The data below should be printed in full, exactly, and without any of its images.

A run of records
────────────────────────────────────────
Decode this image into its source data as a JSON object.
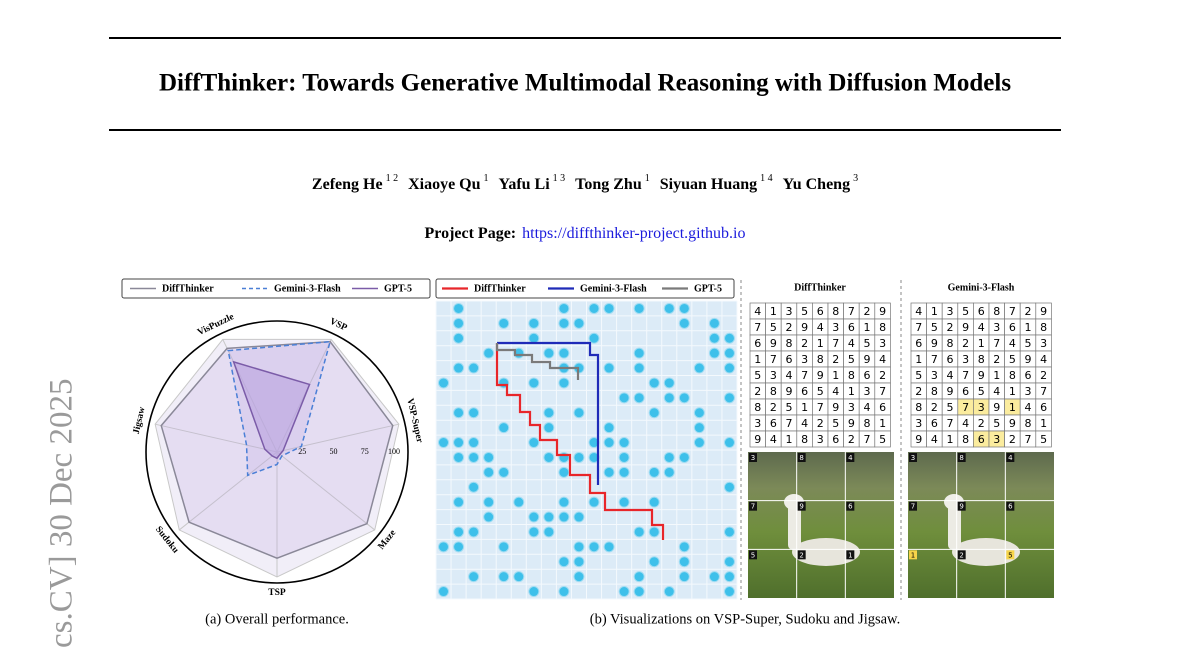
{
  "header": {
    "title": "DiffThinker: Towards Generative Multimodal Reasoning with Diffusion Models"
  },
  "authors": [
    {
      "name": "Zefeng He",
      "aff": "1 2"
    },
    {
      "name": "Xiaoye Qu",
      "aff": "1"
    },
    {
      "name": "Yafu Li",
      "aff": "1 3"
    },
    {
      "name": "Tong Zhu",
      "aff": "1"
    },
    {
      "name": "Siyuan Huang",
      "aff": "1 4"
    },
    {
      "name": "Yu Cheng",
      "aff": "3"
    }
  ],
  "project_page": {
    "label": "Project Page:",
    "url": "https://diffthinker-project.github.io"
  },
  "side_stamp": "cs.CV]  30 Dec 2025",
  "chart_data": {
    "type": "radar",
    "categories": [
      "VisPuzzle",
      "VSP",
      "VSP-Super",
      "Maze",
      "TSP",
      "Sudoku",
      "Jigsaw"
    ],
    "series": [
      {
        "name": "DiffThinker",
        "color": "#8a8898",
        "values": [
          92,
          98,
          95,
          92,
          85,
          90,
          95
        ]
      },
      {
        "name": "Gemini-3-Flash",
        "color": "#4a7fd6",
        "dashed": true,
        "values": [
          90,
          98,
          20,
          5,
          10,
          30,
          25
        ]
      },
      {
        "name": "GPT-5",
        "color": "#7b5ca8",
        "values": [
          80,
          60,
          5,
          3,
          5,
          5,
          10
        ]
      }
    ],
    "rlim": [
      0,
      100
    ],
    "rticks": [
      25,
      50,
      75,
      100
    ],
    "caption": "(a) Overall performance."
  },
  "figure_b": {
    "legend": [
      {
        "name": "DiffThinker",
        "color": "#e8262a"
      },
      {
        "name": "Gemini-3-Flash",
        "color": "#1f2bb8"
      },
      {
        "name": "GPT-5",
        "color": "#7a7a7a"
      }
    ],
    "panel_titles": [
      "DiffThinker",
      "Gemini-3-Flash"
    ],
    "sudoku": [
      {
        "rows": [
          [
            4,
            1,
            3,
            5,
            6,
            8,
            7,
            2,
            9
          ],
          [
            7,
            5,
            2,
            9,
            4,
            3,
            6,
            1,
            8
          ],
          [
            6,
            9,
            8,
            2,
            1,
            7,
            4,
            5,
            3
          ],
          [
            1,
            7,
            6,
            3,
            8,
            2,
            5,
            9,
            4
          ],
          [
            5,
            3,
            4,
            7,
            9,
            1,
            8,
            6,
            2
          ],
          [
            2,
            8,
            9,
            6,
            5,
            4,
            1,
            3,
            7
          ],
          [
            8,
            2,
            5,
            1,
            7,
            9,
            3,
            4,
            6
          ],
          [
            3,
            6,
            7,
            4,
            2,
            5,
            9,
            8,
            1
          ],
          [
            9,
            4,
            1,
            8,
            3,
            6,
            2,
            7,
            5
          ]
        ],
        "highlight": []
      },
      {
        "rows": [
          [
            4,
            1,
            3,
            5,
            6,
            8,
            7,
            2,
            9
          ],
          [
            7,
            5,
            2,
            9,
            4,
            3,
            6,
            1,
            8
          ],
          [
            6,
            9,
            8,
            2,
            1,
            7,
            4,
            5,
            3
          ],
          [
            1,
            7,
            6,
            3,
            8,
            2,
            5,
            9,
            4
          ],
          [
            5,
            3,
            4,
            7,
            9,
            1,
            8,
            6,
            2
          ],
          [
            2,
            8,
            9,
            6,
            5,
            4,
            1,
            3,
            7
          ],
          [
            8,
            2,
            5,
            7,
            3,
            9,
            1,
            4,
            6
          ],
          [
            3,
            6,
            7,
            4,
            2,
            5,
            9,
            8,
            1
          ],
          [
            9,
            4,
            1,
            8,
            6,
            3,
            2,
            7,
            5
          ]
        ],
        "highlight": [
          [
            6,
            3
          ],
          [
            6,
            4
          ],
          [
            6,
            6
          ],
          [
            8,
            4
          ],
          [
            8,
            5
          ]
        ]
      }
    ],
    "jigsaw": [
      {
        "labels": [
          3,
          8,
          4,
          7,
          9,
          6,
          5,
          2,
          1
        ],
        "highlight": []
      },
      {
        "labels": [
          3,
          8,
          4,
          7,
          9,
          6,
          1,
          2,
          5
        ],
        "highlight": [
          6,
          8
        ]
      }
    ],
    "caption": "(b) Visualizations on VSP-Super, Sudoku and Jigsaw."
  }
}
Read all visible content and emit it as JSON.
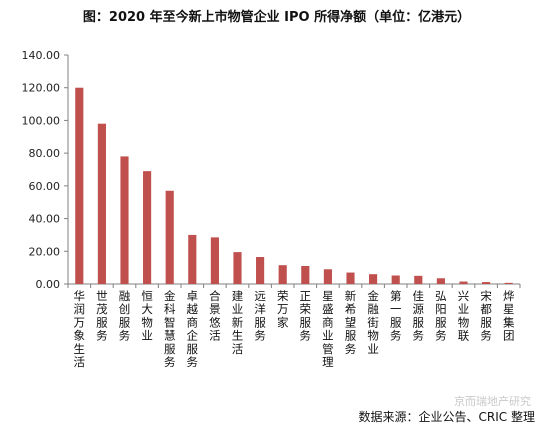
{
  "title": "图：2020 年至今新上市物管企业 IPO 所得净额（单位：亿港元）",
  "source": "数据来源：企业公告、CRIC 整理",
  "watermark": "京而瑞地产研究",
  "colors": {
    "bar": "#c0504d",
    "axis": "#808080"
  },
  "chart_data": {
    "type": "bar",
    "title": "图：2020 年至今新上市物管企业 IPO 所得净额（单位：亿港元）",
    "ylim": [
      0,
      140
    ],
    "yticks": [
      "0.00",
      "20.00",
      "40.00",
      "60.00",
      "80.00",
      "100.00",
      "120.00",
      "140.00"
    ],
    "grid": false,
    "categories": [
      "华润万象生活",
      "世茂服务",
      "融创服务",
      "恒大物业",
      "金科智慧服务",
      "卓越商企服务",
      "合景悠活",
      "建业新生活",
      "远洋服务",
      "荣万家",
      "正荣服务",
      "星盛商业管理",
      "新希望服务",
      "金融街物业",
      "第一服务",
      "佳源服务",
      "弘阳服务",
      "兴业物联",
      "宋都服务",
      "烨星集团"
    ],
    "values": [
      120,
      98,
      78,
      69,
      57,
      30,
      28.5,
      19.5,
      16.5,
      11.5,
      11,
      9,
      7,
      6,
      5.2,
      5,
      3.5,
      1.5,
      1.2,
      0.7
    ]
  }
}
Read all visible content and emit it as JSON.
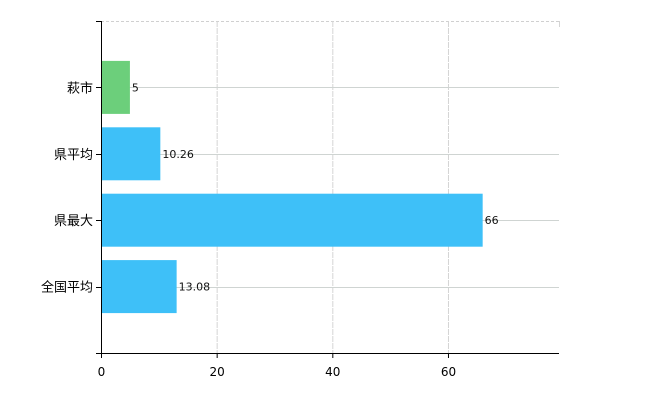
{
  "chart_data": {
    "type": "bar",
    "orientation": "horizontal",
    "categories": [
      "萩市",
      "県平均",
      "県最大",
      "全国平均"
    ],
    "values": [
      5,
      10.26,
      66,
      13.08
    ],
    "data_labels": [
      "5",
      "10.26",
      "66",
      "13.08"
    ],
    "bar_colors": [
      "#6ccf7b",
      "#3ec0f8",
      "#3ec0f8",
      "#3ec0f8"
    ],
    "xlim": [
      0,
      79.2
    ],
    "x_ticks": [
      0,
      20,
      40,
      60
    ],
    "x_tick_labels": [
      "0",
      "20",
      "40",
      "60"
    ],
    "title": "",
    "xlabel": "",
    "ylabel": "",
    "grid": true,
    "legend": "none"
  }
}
────────────────────────────────────────
§ TASK RESULT
Decode this image into its source data as a JSON object.
{
  "header": {
    "title": "DiffThinker: Towards Generative Multimodal Reasoning with Diffusion Models"
  },
  "authors": [
    {
      "name": "Zefeng He",
      "aff": "1 2"
    },
    {
      "name": "Xiaoye Qu",
      "aff": "1"
    },
    {
      "name": "Yafu Li",
      "aff": "1 3"
    },
    {
      "name": "Tong Zhu",
      "aff": "1"
    },
    {
      "name": "Siyuan Huang",
      "aff": "1 4"
    },
    {
      "name": "Yu Cheng",
      "aff": "3"
    }
  ],
  "project_page": {
    "label": "Project Page:",
    "url": "https://diffthinker-project.github.io"
  },
  "side_stamp": "cs.CV]  30 Dec 2025",
  "chart_data": {
    "type": "radar",
    "categories": [
      "VisPuzzle",
      "VSP",
      "VSP-Super",
      "Maze",
      "TSP",
      "Sudoku",
      "Jigsaw"
    ],
    "series": [
      {
        "name": "DiffThinker",
        "color": "#8a8898",
        "values": [
          92,
          98,
          95,
          92,
          85,
          90,
          95
        ]
      },
      {
        "name": "Gemini-3-Flash",
        "color": "#4a7fd6",
        "dashed": true,
        "values": [
          90,
          98,
          20,
          5,
          10,
          30,
          25
        ]
      },
      {
        "name": "GPT-5",
        "color": "#7b5ca8",
        "values": [
          80,
          60,
          5,
          3,
          5,
          5,
          10
        ]
      }
    ],
    "rlim": [
      0,
      100
    ],
    "rticks": [
      25,
      50,
      75,
      100
    ],
    "caption": "(a) Overall performance."
  },
  "figure_b": {
    "legend": [
      {
        "name": "DiffThinker",
        "color": "#e8262a"
      },
      {
        "name": "Gemini-3-Flash",
        "color": "#1f2bb8"
      },
      {
        "name": "GPT-5",
        "color": "#7a7a7a"
      }
    ],
    "panel_titles": [
      "DiffThinker",
      "Gemini-3-Flash"
    ],
    "sudoku": [
      {
        "rows": [
          [
            4,
            1,
            3,
            5,
            6,
            8,
            7,
            2,
            9
          ],
          [
            7,
            5,
            2,
            9,
            4,
            3,
            6,
            1,
            8
          ],
          [
            6,
            9,
            8,
            2,
            1,
            7,
            4,
            5,
            3
          ],
          [
            1,
            7,
            6,
            3,
            8,
            2,
            5,
            9,
            4
          ],
          [
            5,
            3,
            4,
            7,
            9,
            1,
            8,
            6,
            2
          ],
          [
            2,
            8,
            9,
            6,
            5,
            4,
            1,
            3,
            7
          ],
          [
            8,
            2,
            5,
            1,
            7,
            9,
            3,
            4,
            6
          ],
          [
            3,
            6,
            7,
            4,
            2,
            5,
            9,
            8,
            1
          ],
          [
            9,
            4,
            1,
            8,
            3,
            6,
            2,
            7,
            5
          ]
        ],
        "highlight": []
      },
      {
        "rows": [
          [
            4,
            1,
            3,
            5,
            6,
            8,
            7,
            2,
            9
          ],
          [
            7,
            5,
            2,
            9,
            4,
            3,
            6,
            1,
            8
          ],
          [
            6,
            9,
            8,
            2,
            1,
            7,
            4,
            5,
            3
          ],
          [
            1,
            7,
            6,
            3,
            8,
            2,
            5,
            9,
            4
          ],
          [
            5,
            3,
            4,
            7,
            9,
            1,
            8,
            6,
            2
          ],
          [
            2,
            8,
            9,
            6,
            5,
            4,
            1,
            3,
            7
          ],
          [
            8,
            2,
            5,
            7,
            3,
            9,
            1,
            4,
            6
          ],
          [
            3,
            6,
            7,
            4,
            2,
            5,
            9,
            8,
            1
          ],
          [
            9,
            4,
            1,
            8,
            6,
            3,
            2,
            7,
            5
          ]
        ],
        "highlight": [
          [
            6,
            3
          ],
          [
            6,
            4
          ],
          [
            6,
            6
          ],
          [
            8,
            4
          ],
          [
            8,
            5
          ]
        ]
      }
    ],
    "jigsaw": [
      {
        "labels": [
          3,
          8,
          4,
          7,
          9,
          6,
          5,
          2,
          1
        ],
        "highlight": []
      },
      {
        "labels": [
          3,
          8,
          4,
          7,
          9,
          6,
          1,
          2,
          5
        ],
        "highlight": [
          6,
          8
        ]
      }
    ],
    "caption": "(b) Visualizations on VSP-Super, Sudoku and Jigsaw."
  }
}
Read all visible content and emit it as JSON.
{
  "title": "图：2020 年至今新上市物管企业 IPO 所得净额（单位：亿港元）",
  "source": "数据来源：企业公告、CRIC 整理",
  "watermark": "京而瑞地产研究",
  "colors": {
    "bar": "#c0504d",
    "axis": "#808080"
  },
  "chart_data": {
    "type": "bar",
    "title": "图：2020 年至今新上市物管企业 IPO 所得净额（单位：亿港元）",
    "ylim": [
      0,
      140
    ],
    "yticks": [
      "0.00",
      "20.00",
      "40.00",
      "60.00",
      "80.00",
      "100.00",
      "120.00",
      "140.00"
    ],
    "grid": false,
    "categories": [
      "华润万象生活",
      "世茂服务",
      "融创服务",
      "恒大物业",
      "金科智慧服务",
      "卓越商企服务",
      "合景悠活",
      "建业新生活",
      "远洋服务",
      "荣万家",
      "正荣服务",
      "星盛商业管理",
      "新希望服务",
      "金融街物业",
      "第一服务",
      "佳源服务",
      "弘阳服务",
      "兴业物联",
      "宋都服务",
      "烨星集团"
    ],
    "values": [
      120,
      98,
      78,
      69,
      57,
      30,
      28.5,
      19.5,
      16.5,
      11.5,
      11,
      9,
      7,
      6,
      5.2,
      5,
      3.5,
      1.5,
      1.2,
      0.7
    ]
  }
}
Read all visible content and emit it as JSON.
{
  "chart_data": {
    "type": "bar",
    "orientation": "horizontal",
    "categories": [
      "萩市",
      "県平均",
      "県最大",
      "全国平均"
    ],
    "values": [
      5,
      10.26,
      66,
      13.08
    ],
    "data_labels": [
      "5",
      "10.26",
      "66",
      "13.08"
    ],
    "bar_colors": [
      "#6ccf7b",
      "#3ec0f8",
      "#3ec0f8",
      "#3ec0f8"
    ],
    "xlim": [
      0,
      79.2
    ],
    "x_ticks": [
      0,
      20,
      40,
      60
    ],
    "x_tick_labels": [
      "0",
      "20",
      "40",
      "60"
    ],
    "title": "",
    "xlabel": "",
    "ylabel": "",
    "grid": true,
    "legend": "none"
  }
}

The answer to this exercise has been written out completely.